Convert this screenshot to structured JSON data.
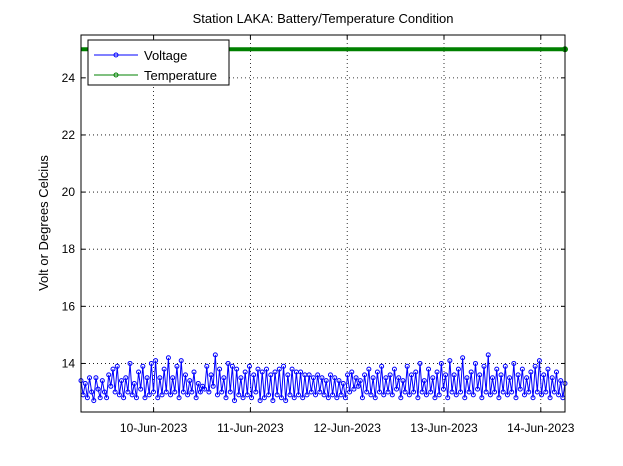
{
  "chart_data": {
    "type": "line",
    "title": "Station LAKA: Battery/Temperature Condition",
    "xlabel": "",
    "ylabel": "Volt or Degrees Celcius",
    "xlim": [
      "2023-06-09 06:00",
      "2023-06-14 06:00"
    ],
    "ylim": [
      12.3,
      25.5
    ],
    "yticks": [
      14,
      16,
      18,
      20,
      22,
      24
    ],
    "xticks": [
      {
        "label": "10-Jun-2023",
        "date": "2023-06-10"
      },
      {
        "label": "11-Jun-2023",
        "date": "2023-06-11"
      },
      {
        "label": "12-Jun-2023",
        "date": "2023-06-12"
      },
      {
        "label": "13-Jun-2023",
        "date": "2023-06-13"
      },
      {
        "label": "14-Jun-2023",
        "date": "2023-06-14"
      }
    ],
    "grid": true,
    "legend_position": "top-left",
    "series": [
      {
        "name": "Voltage",
        "color": "#0000ff",
        "marker": "circle",
        "x_start": "2023-06-09 06:00",
        "x_end": "2023-06-14 06:00",
        "values": [
          13.4,
          12.9,
          13.3,
          12.8,
          13.5,
          13.0,
          12.7,
          13.5,
          13.1,
          12.8,
          13.4,
          13.0,
          12.8,
          13.6,
          13.2,
          13.8,
          13.0,
          13.9,
          12.9,
          13.4,
          12.8,
          13.5,
          13.0,
          14.0,
          12.9,
          13.3,
          12.8,
          13.7,
          13.1,
          13.9,
          12.8,
          13.5,
          12.9,
          14.0,
          13.0,
          14.1,
          12.8,
          13.5,
          12.9,
          13.8,
          13.0,
          14.2,
          12.9,
          13.5,
          13.0,
          13.9,
          12.8,
          14.1,
          13.0,
          13.6,
          12.9,
          13.4,
          13.0,
          13.7,
          12.8,
          13.3,
          13.0,
          13.2,
          13.1,
          13.9,
          13.0,
          13.6,
          13.2,
          14.3,
          12.9,
          13.8,
          13.0,
          13.5,
          12.8,
          14.0,
          13.0,
          13.9,
          12.7,
          13.8,
          12.9,
          13.5,
          12.8,
          13.7,
          12.9,
          13.9,
          12.8,
          13.6,
          13.0,
          13.8,
          12.7,
          13.7,
          12.8,
          13.8,
          12.9,
          13.6,
          12.7,
          13.7,
          12.9,
          13.8,
          12.8,
          13.9,
          12.7,
          13.6,
          12.9,
          13.8,
          12.8,
          13.7,
          12.9,
          13.7,
          12.8,
          13.6,
          12.9,
          13.6,
          13.0,
          13.5,
          12.9,
          13.6,
          13.0,
          13.5,
          12.9,
          13.4,
          12.8,
          13.6,
          12.9,
          13.5,
          12.8,
          13.4,
          12.9,
          13.3,
          12.8,
          13.6,
          13.0,
          13.7,
          13.1,
          13.5,
          13.2,
          13.4,
          12.8,
          13.6,
          13.0,
          13.8,
          12.9,
          13.5,
          12.8,
          13.7,
          13.0,
          13.9,
          12.9,
          13.5,
          13.0,
          13.6,
          12.9,
          13.8,
          13.1,
          13.5,
          12.8,
          13.4,
          13.0,
          13.9,
          12.9,
          13.6,
          13.0,
          13.7,
          12.8,
          14.0,
          13.0,
          13.4,
          12.9,
          13.8,
          13.0,
          13.5,
          12.8,
          13.7,
          12.9,
          14.0,
          13.1,
          13.6,
          12.8,
          14.1,
          13.0,
          13.6,
          12.9,
          13.8,
          13.0,
          14.2,
          12.8,
          13.5,
          13.0,
          13.7,
          12.9,
          14.0,
          13.1,
          13.6,
          12.8,
          13.9,
          13.0,
          14.3,
          12.9,
          13.5,
          13.0,
          13.8,
          12.8,
          13.6,
          13.0,
          13.9,
          12.9,
          13.5,
          13.0,
          14.0,
          12.8,
          13.6,
          13.1,
          13.8,
          12.9,
          13.5,
          13.0,
          13.7,
          12.8,
          13.9,
          13.0,
          14.1,
          12.9,
          13.6,
          13.0,
          13.8,
          12.8,
          13.5,
          13.0,
          13.7,
          12.9,
          13.4,
          12.8,
          13.3
        ]
      },
      {
        "name": "Temperature",
        "color": "#008000",
        "marker": "circle",
        "x_start": "2023-06-09 06:00",
        "x_end": "2023-06-14 06:00",
        "values": [
          25.0,
          25.0
        ]
      }
    ]
  }
}
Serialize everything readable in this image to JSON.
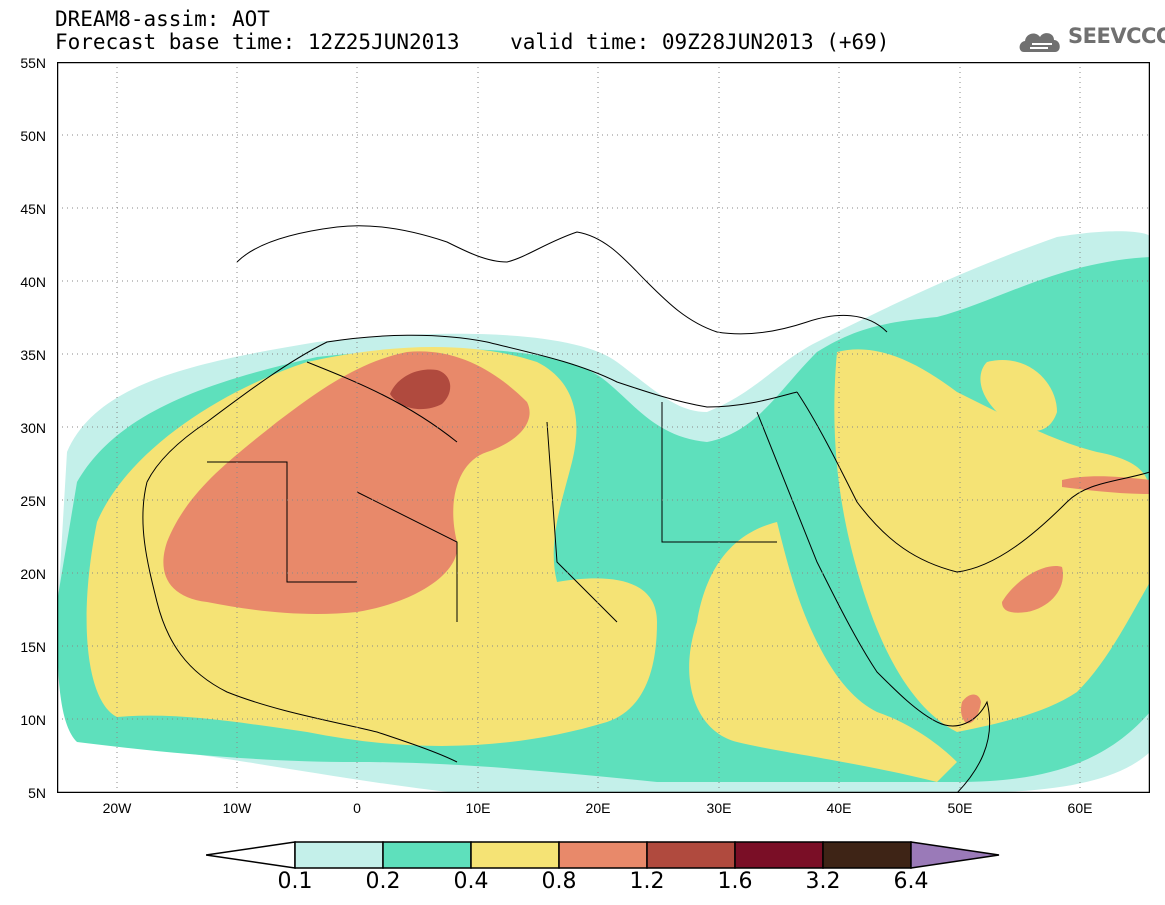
{
  "title": {
    "line1": "DREAM8-assim: AOT",
    "line2": "Forecast base time: 12Z25JUN2013    valid time: 09Z28JUN2013 (+69)"
  },
  "logo": {
    "text": "SEEVCCC",
    "icon": "cloud-icon"
  },
  "map": {
    "projection": "lat-lon",
    "lon_range": [
      -25,
      65
    ],
    "lat_range": [
      5,
      55
    ],
    "lat_ticks": [
      "55N",
      "50N",
      "45N",
      "40N",
      "35N",
      "30N",
      "25N",
      "20N",
      "15N",
      "10N",
      "5N"
    ],
    "lon_ticks": [
      "20W",
      "10W",
      "0",
      "10E",
      "20E",
      "30E",
      "40E",
      "50E",
      "60E"
    ],
    "grid": "dotted"
  },
  "colorbar": {
    "labels": [
      "0.1",
      "0.2",
      "0.4",
      "0.8",
      "1.2",
      "1.6",
      "3.2",
      "6.4"
    ],
    "colors": [
      "#c4f0ea",
      "#5ee0bc",
      "#f5e375",
      "#e8896a",
      "#b04a3e",
      "#7a0e26",
      "#3e2416",
      "#9a7ab8"
    ]
  }
}
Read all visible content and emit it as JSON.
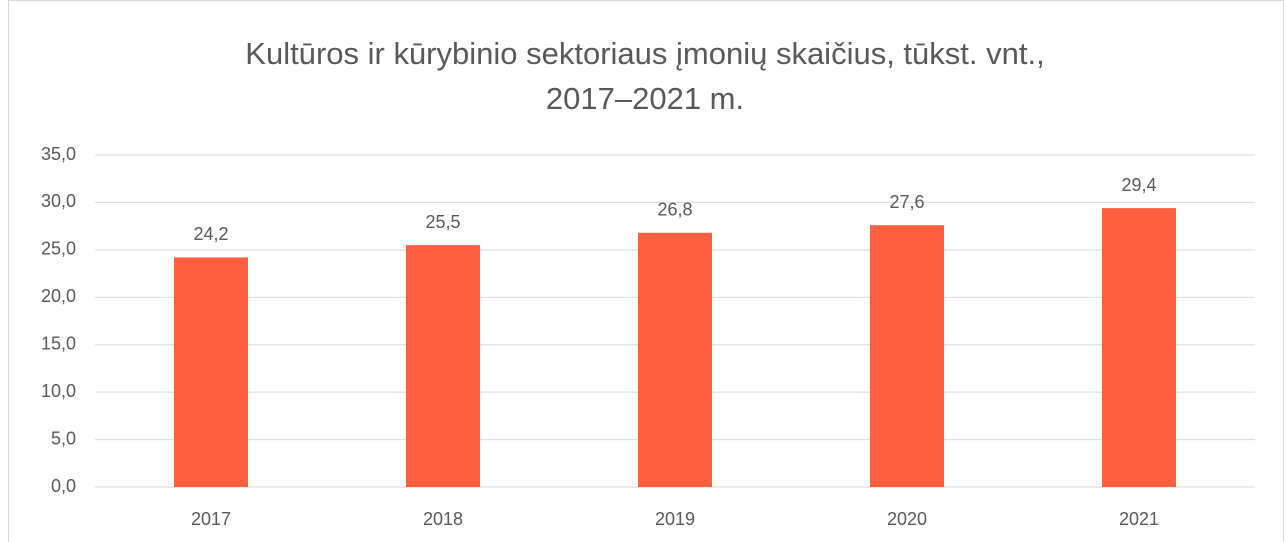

..........

### What the exercise asks:
Leaving out every picture, copy exactly the lines from the one that contains "Serialize everything readable" through the end of the entries above.

### Full solution:
Serialize everything readable in this image to JSON.
{
  "title": {
    "line1": "DREAM8-assim: AOT",
    "line2": "Forecast base time: 12Z25JUN2013    valid time: 09Z28JUN2013 (+69)"
  },
  "logo": {
    "text": "SEEVCCC",
    "icon": "cloud-icon"
  },
  "map": {
    "projection": "lat-lon",
    "lon_range": [
      -25,
      65
    ],
    "lat_range": [
      5,
      55
    ],
    "lat_ticks": [
      "55N",
      "50N",
      "45N",
      "40N",
      "35N",
      "30N",
      "25N",
      "20N",
      "15N",
      "10N",
      "5N"
    ],
    "lon_ticks": [
      "20W",
      "10W",
      "0",
      "10E",
      "20E",
      "30E",
      "40E",
      "50E",
      "60E"
    ],
    "grid": "dotted"
  },
  "colorbar": {
    "labels": [
      "0.1",
      "0.2",
      "0.4",
      "0.8",
      "1.2",
      "1.6",
      "3.2",
      "6.4"
    ],
    "colors": [
      "#c4f0ea",
      "#5ee0bc",
      "#f5e375",
      "#e8896a",
      "#b04a3e",
      "#7a0e26",
      "#3e2416",
      "#9a7ab8"
    ]
  }
}
Read all visible content and emit it as JSON.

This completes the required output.